## Do this
Extract all lines containing "Transcribe".

— Start —

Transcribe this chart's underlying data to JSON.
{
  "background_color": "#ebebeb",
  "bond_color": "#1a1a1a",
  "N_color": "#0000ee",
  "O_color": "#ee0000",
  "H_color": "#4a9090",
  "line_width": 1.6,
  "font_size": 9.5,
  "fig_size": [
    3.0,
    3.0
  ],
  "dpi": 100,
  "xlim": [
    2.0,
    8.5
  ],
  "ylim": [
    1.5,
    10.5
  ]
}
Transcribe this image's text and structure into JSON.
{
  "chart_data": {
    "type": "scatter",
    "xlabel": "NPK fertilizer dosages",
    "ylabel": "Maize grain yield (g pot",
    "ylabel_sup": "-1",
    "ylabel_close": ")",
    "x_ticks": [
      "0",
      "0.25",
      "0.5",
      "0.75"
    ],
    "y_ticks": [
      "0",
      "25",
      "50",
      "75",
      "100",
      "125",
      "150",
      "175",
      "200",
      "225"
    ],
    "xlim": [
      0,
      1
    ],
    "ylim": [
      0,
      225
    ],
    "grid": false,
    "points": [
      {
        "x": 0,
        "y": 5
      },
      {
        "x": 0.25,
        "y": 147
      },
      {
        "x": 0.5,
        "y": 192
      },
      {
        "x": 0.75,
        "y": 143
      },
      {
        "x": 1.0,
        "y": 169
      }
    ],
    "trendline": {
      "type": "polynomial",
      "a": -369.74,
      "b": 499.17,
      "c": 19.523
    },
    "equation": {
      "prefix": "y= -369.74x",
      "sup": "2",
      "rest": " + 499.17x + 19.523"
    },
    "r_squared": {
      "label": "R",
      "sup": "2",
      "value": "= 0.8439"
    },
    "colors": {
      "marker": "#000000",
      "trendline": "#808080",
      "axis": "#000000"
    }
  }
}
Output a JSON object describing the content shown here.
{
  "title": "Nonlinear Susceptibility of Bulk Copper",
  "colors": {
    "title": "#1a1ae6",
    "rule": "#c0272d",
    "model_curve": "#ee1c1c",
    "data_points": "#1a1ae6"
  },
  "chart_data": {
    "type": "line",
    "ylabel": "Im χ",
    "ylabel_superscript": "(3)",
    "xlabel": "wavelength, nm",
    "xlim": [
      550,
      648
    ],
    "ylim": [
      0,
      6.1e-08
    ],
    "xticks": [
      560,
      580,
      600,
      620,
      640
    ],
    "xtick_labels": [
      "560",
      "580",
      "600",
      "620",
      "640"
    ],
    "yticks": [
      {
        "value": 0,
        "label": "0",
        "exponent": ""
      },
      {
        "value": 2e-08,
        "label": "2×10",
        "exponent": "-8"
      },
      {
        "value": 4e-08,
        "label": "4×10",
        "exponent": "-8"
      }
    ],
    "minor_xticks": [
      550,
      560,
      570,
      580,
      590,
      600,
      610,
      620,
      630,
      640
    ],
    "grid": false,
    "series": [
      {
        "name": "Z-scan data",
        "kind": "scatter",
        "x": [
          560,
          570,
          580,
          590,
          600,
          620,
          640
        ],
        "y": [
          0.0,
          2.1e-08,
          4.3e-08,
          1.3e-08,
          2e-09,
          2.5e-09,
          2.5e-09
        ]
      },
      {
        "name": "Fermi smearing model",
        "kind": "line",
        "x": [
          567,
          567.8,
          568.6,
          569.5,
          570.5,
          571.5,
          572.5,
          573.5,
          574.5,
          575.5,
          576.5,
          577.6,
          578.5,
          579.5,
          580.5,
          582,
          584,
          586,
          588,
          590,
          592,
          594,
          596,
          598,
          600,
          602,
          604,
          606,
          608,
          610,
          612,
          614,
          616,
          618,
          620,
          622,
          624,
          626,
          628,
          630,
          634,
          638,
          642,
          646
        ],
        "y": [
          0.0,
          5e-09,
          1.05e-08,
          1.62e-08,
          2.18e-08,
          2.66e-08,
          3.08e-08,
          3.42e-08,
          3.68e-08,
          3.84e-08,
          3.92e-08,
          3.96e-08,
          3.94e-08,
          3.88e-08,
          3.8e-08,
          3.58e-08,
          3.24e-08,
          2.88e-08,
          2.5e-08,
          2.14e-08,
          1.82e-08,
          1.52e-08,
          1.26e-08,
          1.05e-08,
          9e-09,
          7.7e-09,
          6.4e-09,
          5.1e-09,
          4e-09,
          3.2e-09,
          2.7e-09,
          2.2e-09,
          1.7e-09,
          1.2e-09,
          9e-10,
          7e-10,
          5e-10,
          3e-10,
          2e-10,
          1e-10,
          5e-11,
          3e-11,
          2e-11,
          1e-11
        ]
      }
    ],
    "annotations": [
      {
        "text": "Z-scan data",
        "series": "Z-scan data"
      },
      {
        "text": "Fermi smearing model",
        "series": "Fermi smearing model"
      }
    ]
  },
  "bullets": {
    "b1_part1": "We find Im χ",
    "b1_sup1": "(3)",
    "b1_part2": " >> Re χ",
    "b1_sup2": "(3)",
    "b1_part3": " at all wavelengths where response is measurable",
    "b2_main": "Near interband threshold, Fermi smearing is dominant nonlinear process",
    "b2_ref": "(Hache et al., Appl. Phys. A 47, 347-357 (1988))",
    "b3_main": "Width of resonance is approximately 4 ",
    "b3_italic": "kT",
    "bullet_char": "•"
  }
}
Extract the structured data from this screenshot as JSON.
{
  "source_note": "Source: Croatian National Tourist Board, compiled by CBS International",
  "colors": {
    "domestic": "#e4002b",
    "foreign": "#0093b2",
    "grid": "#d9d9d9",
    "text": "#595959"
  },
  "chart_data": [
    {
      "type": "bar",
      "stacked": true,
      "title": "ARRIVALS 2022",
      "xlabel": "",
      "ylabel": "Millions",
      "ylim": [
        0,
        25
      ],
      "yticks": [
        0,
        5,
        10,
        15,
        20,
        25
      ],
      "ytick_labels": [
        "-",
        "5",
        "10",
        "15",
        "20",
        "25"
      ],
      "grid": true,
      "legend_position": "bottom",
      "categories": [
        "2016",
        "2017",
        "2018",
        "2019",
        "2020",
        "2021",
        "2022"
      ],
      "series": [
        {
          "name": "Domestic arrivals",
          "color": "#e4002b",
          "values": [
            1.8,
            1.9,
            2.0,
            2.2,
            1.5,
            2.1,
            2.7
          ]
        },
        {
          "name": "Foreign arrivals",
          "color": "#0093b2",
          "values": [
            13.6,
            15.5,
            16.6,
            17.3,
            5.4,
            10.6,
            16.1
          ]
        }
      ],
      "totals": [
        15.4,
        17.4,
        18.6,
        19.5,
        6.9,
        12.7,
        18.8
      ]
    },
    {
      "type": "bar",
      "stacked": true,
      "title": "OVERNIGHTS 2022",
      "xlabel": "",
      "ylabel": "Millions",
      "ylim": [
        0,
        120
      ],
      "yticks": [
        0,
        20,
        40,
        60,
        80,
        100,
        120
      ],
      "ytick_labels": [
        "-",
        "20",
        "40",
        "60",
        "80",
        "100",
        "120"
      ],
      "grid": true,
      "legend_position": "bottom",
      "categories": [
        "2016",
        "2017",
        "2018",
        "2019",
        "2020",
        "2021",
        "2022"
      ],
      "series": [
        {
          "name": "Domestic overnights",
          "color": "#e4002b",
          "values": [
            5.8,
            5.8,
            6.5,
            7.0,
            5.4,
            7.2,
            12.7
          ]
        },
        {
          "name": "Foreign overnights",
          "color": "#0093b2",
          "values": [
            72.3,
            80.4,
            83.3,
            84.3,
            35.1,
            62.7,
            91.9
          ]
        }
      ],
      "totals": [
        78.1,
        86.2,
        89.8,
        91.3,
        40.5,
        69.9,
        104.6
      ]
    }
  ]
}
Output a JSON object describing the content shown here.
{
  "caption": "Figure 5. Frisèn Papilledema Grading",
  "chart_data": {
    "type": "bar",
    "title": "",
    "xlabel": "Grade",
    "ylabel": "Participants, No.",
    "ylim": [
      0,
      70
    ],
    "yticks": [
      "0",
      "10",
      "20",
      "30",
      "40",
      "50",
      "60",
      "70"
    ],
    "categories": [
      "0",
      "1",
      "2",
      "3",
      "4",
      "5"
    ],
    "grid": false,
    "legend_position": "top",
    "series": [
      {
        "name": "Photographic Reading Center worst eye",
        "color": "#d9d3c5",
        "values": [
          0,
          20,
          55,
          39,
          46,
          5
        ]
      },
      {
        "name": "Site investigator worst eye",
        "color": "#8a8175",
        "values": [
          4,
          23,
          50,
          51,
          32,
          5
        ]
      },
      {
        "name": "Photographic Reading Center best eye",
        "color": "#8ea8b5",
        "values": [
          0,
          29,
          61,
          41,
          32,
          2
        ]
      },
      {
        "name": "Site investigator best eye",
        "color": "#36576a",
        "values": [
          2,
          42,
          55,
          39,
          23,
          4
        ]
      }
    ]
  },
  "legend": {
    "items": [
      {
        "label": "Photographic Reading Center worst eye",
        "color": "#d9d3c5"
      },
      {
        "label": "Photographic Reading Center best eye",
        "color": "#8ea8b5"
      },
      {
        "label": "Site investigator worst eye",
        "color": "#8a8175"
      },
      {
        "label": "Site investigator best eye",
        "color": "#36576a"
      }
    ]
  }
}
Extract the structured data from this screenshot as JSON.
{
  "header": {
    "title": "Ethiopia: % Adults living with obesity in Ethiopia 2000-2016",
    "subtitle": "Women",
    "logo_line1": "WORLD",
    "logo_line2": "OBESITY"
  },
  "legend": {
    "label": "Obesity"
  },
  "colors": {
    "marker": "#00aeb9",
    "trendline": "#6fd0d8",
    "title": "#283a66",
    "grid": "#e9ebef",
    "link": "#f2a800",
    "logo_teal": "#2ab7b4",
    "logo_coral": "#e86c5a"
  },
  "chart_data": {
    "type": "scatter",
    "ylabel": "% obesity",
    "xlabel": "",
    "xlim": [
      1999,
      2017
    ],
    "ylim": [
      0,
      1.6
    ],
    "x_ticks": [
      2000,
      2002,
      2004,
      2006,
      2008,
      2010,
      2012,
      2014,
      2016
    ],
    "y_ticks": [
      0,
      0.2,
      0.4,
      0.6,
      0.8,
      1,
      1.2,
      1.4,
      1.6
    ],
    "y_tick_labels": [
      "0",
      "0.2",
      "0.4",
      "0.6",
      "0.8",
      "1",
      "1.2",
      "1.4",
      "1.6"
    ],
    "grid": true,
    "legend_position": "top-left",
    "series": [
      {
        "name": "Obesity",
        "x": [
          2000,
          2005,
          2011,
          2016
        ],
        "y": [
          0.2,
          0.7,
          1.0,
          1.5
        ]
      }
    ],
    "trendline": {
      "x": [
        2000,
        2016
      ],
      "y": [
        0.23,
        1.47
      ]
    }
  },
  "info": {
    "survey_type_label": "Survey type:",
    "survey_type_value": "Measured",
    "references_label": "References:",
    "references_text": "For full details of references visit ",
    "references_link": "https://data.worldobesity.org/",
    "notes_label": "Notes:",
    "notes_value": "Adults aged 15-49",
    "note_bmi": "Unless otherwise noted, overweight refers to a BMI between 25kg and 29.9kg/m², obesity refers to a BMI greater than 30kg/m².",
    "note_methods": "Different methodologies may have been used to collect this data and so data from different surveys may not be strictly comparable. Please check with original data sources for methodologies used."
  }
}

— End —

## Finished exercise
Transcribe this chart's underlying data to JSON.
Transcribe this image's text and structure into JSON.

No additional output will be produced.